**EXERCISE**: Please transcribe the data below exactly. Leave the pictures out.

Start EXTRACTED INFORMATION

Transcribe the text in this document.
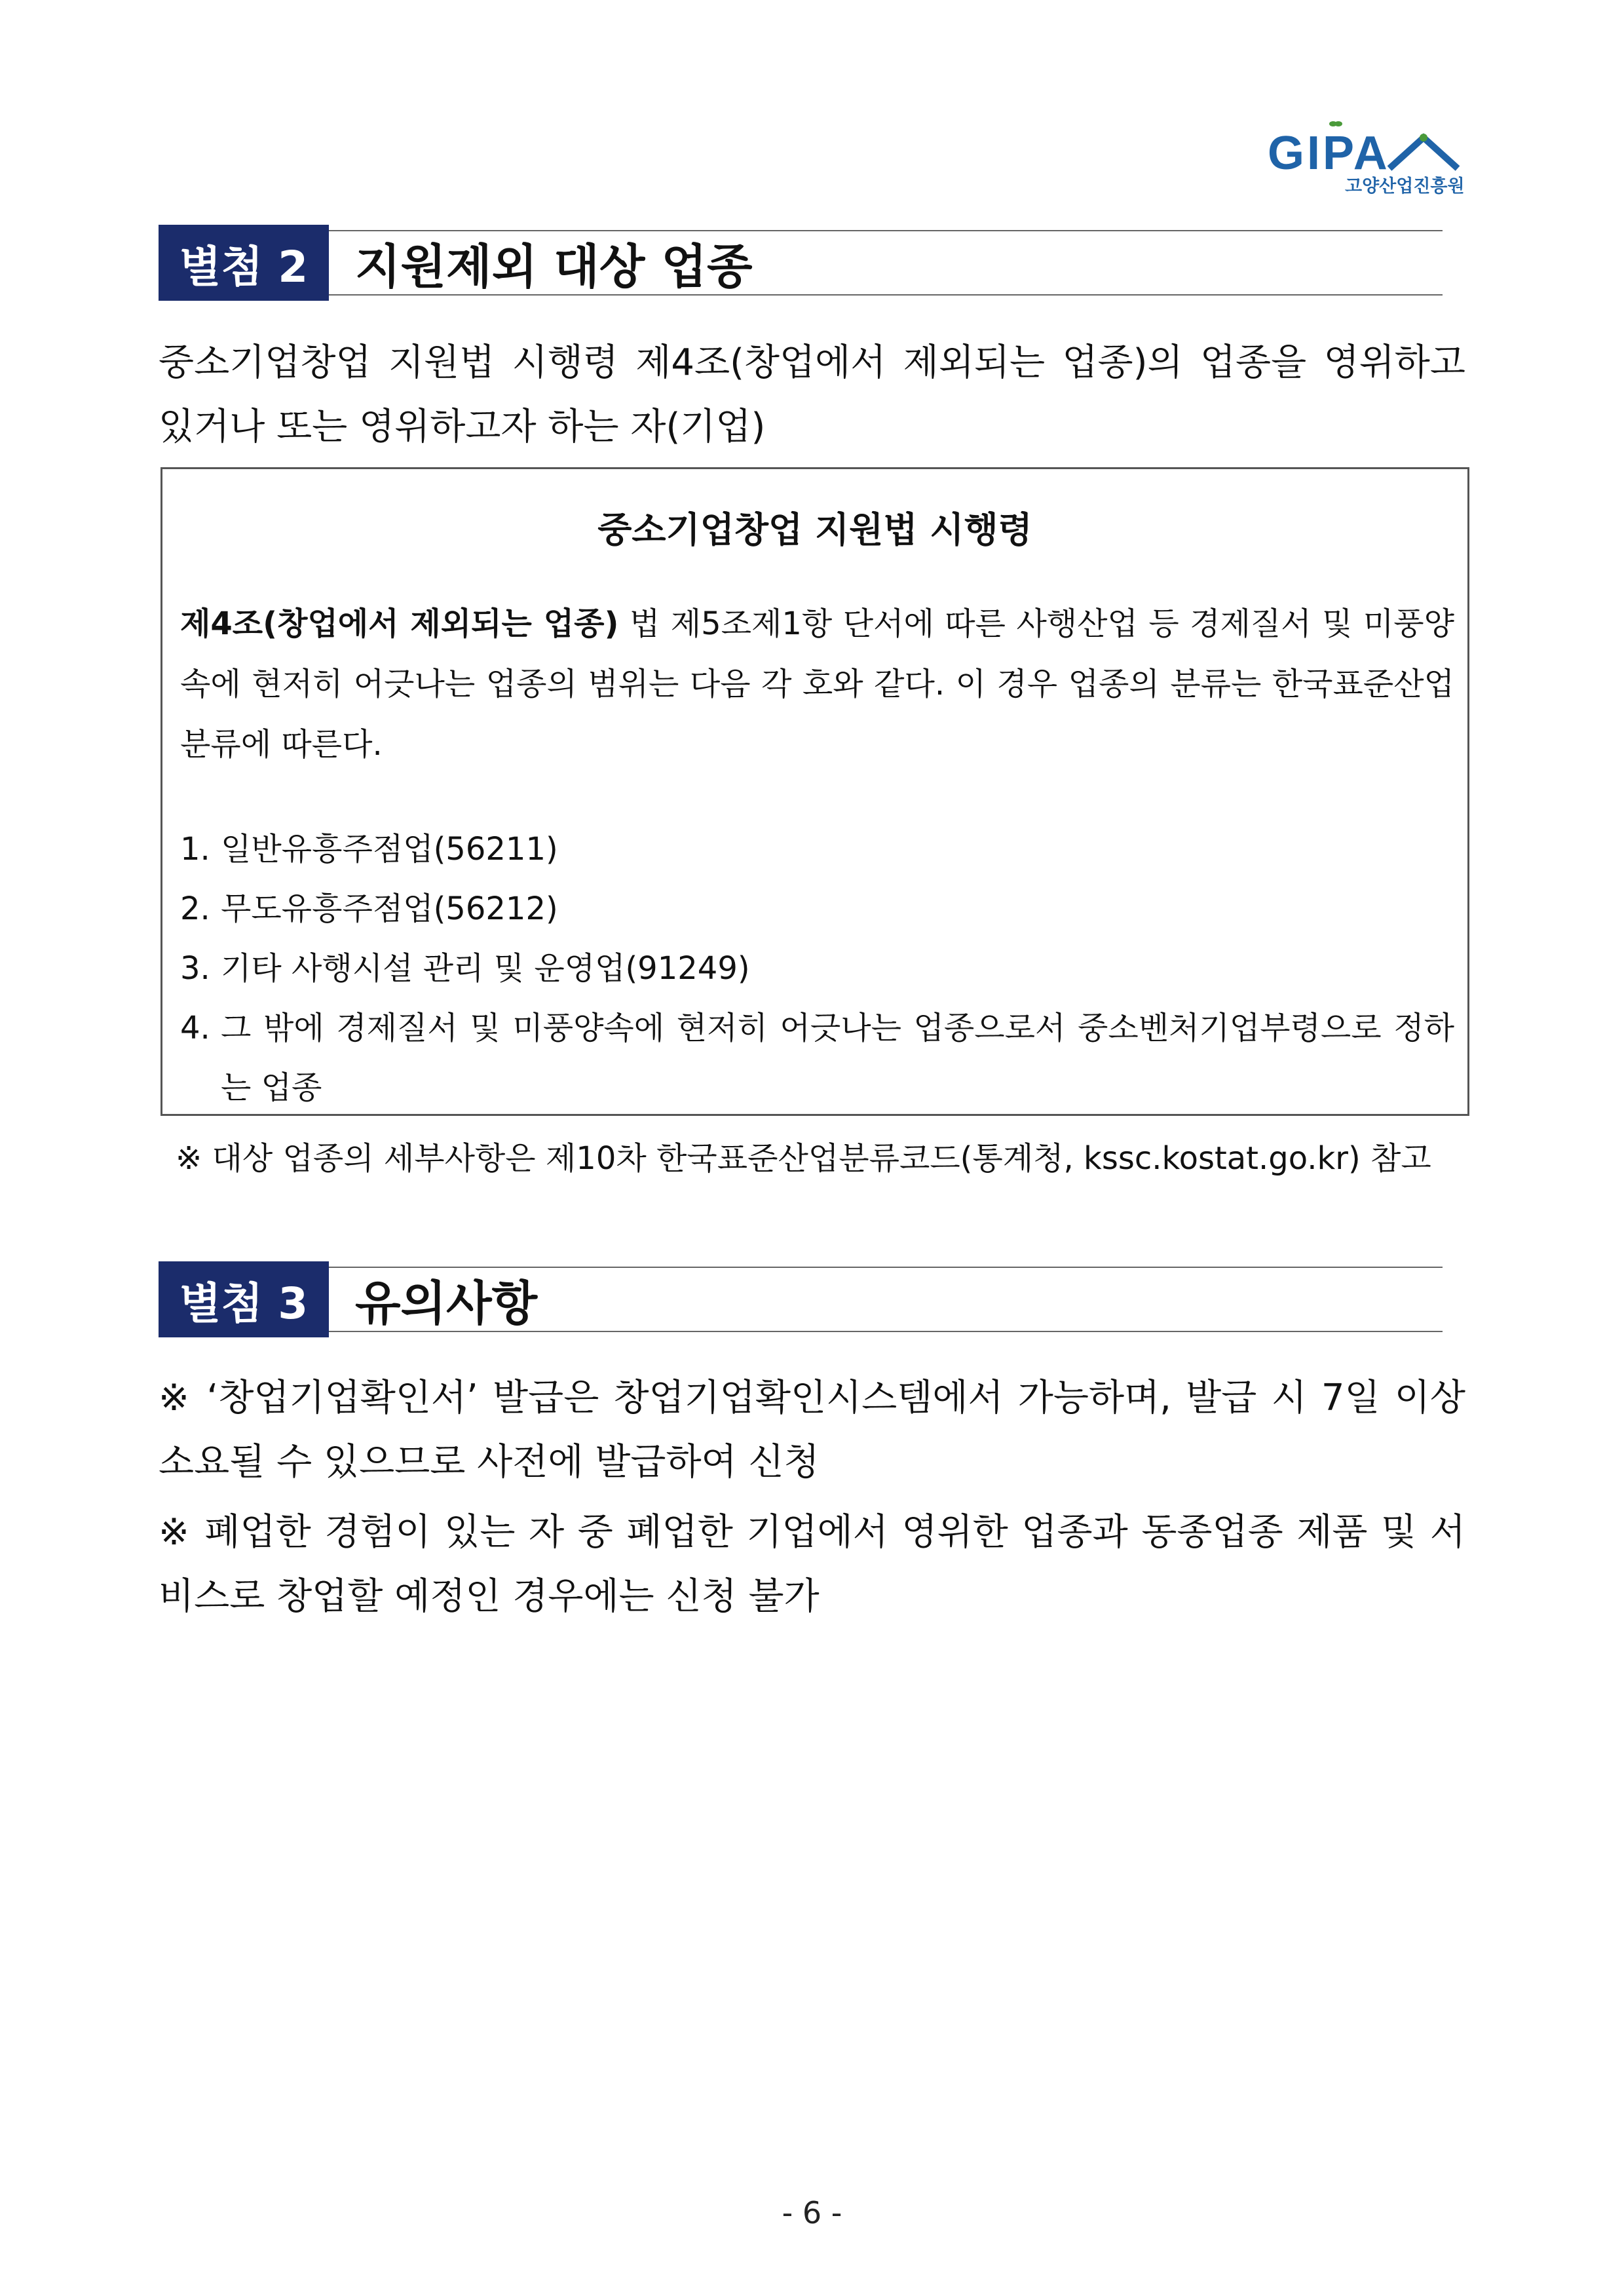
GIPA
고양산업진흥원
별첨 2 지원제외 대상 업종
중소기업창업 지원법 시행령 제4조(창업에서 제외되는 업종)의 업종을 영위하고 있거나 또는 영위하고자 하는 자(기업)
중소기업창업 지원법 시행령
제4조(창업에서 제외되는 업종) 법 제5조제1항 단서에 따른 사행산업 등 경제질서 및 미풍양속에 현저히 어긋나는 업종의 범위는 다음 각 호와 같다. 이 경우 업종의 분류는 한국표준산업분류에 따른다.
1. 일반유흥주점업(56211)
2. 무도유흥주점업(56212)
3. 기타 사행시설 관리 및 운영업(91249)
4. 그 밖에 경제질서 및 미풍양속에 현저히 어긋나는 업종으로서 중소벤처기업부령으로 정하는 업종
※ 대상 업종의 세부사항은 제10차 한국표준산업분류코드(통계청, kssc.kostat.go.kr) 참고
별첨 3 유의사항
※ ‘창업기업확인서’ 발급은 창업기업확인시스템에서 가능하며, 발급 시 7일 이상 소요될 수 있으므로 사전에 발급하여 신청
※ 폐업한 경험이 있는 자 중 폐업한 기업에서 영위한 업종과 동종업종 제품 및 서비스로 창업할 예정인 경우에는 신청 불가
- 6 -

End EXTRACTED INFORMATION

**WRITTEN SOLUTION**:
Transcribe the text in this document.
GIPA
고양산업진흥원
별첨 2 지원제외 대상 업종
중소기업창업 지원법 시행령 제4조(창업에서 제외되는 업종)의 업종을 영위하고 있거나 또는 영위하고자 하는 자(기업)
중소기업창업 지원법 시행령
제4조(창업에서 제외되는 업종) 법 제5조제1항 단서에 따른 사행산업 등 경제질서 및 미풍양속에 현저히 어긋나는 업종의 범위는 다음 각 호와 같다. 이 경우 업종의 분류는 한국표준산업분류에 따른다.
1. 일반유흥주점업(56211)
2. 무도유흥주점업(56212)
3. 기타 사행시설 관리 및 운영업(91249)
4. 그 밖에 경제질서 및 미풍양속에 현저히 어긋나는 업종으로서 중소벤처기업부령으로 정하는 업종
※ 대상 업종의 세부사항은 제10차 한국표준산업분류코드(통계청, kssc.kostat.go.kr) 참고
별첨 3 유의사항
※ ‘창업기업확인서’ 발급은 창업기업확인시스템에서 가능하며, 발급 시 7일 이상 소요될 수 있으므로 사전에 발급하여 신청
※ 폐업한 경험이 있는 자 중 폐업한 기업에서 영위한 업종과 동종업종 제품 및 서비스로 창업할 예정인 경우에는 신청 불가
- 6 -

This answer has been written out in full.